Task brief
Scan the entries below for the word "plasticity". Copy each line that has it.

Some records:
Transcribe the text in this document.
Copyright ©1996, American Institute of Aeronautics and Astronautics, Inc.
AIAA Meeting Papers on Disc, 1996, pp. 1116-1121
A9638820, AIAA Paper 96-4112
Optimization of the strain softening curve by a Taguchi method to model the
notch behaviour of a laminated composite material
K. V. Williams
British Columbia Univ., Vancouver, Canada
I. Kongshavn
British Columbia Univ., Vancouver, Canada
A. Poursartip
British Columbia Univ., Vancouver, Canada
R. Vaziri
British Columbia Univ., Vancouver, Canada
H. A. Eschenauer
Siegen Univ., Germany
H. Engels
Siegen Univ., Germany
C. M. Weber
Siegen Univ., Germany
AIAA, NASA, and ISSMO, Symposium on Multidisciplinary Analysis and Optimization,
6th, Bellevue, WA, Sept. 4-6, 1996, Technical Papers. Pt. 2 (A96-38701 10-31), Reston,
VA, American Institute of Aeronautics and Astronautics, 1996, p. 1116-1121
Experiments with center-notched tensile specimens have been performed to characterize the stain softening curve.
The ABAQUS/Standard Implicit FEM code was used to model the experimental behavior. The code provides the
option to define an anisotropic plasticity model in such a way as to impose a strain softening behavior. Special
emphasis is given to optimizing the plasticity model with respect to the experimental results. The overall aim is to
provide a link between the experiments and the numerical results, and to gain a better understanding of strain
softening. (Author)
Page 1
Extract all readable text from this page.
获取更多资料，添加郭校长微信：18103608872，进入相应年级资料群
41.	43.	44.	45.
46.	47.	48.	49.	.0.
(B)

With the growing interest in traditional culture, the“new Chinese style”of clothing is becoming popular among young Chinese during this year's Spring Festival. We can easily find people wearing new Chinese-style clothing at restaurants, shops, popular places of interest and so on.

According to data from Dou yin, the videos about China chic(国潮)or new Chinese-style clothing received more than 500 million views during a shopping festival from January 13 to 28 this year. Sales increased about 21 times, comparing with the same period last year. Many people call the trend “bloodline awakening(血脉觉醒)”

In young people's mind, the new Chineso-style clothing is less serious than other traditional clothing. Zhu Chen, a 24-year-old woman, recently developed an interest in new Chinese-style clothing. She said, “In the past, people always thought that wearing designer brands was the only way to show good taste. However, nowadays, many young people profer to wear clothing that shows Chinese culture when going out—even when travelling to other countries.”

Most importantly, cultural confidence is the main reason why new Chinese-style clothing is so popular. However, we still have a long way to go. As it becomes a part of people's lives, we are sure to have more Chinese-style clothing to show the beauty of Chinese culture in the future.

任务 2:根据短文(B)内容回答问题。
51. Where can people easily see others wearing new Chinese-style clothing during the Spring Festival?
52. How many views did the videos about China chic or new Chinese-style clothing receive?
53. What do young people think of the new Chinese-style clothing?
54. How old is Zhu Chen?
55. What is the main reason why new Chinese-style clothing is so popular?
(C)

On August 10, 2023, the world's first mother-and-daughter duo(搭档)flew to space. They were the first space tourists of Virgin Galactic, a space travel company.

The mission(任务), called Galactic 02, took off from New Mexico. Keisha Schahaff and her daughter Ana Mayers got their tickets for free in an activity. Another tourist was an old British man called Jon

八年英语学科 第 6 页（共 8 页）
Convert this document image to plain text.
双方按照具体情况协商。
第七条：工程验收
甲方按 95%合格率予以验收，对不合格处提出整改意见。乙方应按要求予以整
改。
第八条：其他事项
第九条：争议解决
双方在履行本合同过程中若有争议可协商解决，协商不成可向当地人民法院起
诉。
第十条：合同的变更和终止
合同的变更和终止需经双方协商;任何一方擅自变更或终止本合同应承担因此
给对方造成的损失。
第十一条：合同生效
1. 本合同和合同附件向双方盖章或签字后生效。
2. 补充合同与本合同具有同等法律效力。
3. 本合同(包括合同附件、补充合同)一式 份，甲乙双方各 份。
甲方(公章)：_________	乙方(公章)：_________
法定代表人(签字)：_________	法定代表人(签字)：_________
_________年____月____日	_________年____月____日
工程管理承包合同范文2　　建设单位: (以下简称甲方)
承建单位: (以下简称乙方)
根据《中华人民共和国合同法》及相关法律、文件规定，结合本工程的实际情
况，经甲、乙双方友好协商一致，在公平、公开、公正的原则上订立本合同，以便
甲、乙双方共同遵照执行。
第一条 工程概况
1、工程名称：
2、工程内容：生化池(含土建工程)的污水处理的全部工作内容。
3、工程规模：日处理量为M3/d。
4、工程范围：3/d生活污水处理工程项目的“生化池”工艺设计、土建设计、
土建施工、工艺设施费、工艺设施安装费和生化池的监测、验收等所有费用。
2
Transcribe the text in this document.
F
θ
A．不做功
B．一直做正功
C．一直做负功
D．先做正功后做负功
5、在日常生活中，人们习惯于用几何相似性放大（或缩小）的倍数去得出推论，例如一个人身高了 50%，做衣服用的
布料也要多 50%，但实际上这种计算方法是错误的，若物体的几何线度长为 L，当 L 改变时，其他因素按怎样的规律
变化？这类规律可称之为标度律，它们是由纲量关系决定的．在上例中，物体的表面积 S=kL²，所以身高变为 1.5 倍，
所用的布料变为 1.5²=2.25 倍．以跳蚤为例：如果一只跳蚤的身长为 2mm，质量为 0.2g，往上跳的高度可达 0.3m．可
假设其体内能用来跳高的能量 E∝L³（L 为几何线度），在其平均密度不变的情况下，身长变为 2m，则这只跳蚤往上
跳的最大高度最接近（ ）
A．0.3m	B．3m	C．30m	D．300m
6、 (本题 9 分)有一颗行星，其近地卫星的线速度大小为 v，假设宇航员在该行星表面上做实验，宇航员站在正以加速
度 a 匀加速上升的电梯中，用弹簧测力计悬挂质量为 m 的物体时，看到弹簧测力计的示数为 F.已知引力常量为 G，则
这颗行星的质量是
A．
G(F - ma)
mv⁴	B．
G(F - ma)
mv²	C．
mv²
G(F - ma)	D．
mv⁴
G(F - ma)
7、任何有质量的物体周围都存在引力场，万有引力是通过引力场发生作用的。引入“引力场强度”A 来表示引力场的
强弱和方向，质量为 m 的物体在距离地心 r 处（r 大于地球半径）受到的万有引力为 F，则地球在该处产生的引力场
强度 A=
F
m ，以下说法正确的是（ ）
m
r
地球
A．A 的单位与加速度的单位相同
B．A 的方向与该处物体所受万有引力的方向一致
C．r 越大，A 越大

Solution for this problem
option to define an anisotropic plasticity model in such a way as to impose a strain softening behavior. Special
emphasis is given to optimizing the plasticity model with respect to the experimental results. The overall aim is to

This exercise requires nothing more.